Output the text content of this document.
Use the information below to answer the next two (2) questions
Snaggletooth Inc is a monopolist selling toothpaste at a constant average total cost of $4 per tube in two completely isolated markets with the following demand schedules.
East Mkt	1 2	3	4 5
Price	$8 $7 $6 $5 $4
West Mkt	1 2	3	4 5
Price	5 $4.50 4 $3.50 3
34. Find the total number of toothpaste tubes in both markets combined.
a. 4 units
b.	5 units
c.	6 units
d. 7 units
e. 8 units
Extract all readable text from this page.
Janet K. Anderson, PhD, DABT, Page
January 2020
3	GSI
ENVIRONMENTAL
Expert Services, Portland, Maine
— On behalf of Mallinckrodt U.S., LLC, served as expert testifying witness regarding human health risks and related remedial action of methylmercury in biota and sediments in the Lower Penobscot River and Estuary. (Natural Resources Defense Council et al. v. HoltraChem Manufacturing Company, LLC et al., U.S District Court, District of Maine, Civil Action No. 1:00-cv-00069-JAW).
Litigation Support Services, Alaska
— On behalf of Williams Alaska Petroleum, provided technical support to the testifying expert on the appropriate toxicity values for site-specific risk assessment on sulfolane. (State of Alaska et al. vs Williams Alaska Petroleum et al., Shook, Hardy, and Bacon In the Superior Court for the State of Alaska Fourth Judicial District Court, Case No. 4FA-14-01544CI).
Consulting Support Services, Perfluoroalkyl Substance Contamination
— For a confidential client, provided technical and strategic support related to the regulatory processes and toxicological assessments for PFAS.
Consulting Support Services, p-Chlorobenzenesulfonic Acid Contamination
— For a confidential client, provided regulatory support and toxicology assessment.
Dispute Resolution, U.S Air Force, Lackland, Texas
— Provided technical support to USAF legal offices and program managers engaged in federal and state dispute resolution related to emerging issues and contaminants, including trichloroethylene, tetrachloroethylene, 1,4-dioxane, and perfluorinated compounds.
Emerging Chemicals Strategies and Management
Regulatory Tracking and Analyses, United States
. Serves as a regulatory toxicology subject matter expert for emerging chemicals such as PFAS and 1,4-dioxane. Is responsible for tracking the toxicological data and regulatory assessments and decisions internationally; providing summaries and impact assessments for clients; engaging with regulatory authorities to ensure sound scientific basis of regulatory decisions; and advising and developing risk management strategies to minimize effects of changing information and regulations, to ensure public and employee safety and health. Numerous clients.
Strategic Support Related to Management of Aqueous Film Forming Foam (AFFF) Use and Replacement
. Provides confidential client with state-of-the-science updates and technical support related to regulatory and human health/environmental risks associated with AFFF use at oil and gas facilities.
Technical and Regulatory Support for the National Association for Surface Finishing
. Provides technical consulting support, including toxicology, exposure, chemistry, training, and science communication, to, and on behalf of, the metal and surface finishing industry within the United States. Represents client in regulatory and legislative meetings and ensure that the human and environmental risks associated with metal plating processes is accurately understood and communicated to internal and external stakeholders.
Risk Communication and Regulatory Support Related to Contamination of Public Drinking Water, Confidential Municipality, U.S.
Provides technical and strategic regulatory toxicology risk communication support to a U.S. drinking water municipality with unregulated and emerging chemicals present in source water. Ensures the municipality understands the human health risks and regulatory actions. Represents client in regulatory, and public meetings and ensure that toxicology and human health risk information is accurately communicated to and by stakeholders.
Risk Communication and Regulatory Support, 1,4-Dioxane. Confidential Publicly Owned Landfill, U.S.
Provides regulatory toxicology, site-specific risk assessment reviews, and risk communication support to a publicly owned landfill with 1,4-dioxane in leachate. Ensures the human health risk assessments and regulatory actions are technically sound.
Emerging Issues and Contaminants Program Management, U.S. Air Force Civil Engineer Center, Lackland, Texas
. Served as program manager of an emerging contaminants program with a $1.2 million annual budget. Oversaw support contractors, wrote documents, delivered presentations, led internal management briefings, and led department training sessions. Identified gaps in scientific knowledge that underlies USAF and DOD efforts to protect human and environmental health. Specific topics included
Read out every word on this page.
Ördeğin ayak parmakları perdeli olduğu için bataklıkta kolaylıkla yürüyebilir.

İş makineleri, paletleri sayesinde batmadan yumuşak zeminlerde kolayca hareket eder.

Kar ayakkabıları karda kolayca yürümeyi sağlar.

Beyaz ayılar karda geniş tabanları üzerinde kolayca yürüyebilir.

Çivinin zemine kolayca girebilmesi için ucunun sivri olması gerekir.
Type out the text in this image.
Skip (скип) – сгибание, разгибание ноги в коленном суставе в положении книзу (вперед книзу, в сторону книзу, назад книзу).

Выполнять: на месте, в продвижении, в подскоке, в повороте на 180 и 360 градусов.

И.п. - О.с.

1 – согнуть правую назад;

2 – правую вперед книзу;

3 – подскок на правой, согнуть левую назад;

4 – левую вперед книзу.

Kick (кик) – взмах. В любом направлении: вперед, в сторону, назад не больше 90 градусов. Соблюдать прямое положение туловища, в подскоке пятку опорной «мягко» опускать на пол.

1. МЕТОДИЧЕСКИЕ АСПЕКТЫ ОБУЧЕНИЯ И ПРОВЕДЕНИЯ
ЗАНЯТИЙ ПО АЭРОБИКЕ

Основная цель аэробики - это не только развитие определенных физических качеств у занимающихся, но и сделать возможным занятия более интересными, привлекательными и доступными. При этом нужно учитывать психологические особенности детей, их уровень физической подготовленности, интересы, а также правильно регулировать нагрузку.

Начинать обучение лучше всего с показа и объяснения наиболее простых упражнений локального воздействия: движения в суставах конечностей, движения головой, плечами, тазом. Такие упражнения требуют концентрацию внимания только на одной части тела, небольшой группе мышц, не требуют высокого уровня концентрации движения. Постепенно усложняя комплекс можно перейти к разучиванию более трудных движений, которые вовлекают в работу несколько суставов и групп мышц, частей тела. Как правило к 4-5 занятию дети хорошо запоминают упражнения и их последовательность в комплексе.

----------------

• EXERCISE AIM:
Check each line of the records above for the word "AFFF", then give the number of lines that have it, with no other words.

• TASK ANSWER:
2